* Start *
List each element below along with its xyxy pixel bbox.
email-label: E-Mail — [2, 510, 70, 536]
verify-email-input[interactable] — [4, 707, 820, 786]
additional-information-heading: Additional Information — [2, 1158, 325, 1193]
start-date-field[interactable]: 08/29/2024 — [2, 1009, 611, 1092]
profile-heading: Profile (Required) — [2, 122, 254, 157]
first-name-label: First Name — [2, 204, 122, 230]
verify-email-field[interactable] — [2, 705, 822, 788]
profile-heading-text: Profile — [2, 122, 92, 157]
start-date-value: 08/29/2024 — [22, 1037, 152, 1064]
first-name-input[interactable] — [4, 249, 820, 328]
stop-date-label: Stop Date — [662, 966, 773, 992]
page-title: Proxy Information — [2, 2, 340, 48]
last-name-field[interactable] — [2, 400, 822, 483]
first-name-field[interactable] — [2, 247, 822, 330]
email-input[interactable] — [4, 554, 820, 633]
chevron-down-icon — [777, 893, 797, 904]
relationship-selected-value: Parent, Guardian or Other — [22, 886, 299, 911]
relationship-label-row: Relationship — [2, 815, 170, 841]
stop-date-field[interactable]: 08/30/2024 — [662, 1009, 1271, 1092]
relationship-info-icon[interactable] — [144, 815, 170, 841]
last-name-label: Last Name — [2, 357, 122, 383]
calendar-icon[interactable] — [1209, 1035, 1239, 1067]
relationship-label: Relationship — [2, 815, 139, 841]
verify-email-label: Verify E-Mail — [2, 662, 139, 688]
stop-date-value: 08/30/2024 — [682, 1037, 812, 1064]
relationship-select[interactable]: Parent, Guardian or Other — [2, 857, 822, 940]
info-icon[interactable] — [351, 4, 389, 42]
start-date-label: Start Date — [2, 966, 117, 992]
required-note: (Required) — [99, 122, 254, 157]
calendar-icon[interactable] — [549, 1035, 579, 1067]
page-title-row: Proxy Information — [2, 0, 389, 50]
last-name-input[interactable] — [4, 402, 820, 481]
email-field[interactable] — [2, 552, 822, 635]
* End *
DIRECTION: Retype the lines of the records exactly, from the start of the records through the line containing "chevron-down-icon — [777, 893, 797, 904]", with both ends included.

FULL SOLUTION:
List each element below along with its xyxy pixel bbox.
email-label: E-Mail — [2, 510, 70, 536]
verify-email-input[interactable] — [4, 707, 820, 786]
additional-information-heading: Additional Information — [2, 1158, 325, 1193]
start-date-field[interactable]: 08/29/2024 — [2, 1009, 611, 1092]
profile-heading: Profile (Required) — [2, 122, 254, 157]
first-name-label: First Name — [2, 204, 122, 230]
verify-email-field[interactable] — [2, 705, 822, 788]
profile-heading-text: Profile — [2, 122, 92, 157]
start-date-value: 08/29/2024 — [22, 1037, 152, 1064]
first-name-input[interactable] — [4, 249, 820, 328]
stop-date-label: Stop Date — [662, 966, 773, 992]
page-title: Proxy Information — [2, 2, 340, 48]
last-name-field[interactable] — [2, 400, 822, 483]
first-name-field[interactable] — [2, 247, 822, 330]
email-input[interactable] — [4, 554, 820, 633]
chevron-down-icon — [777, 893, 797, 904]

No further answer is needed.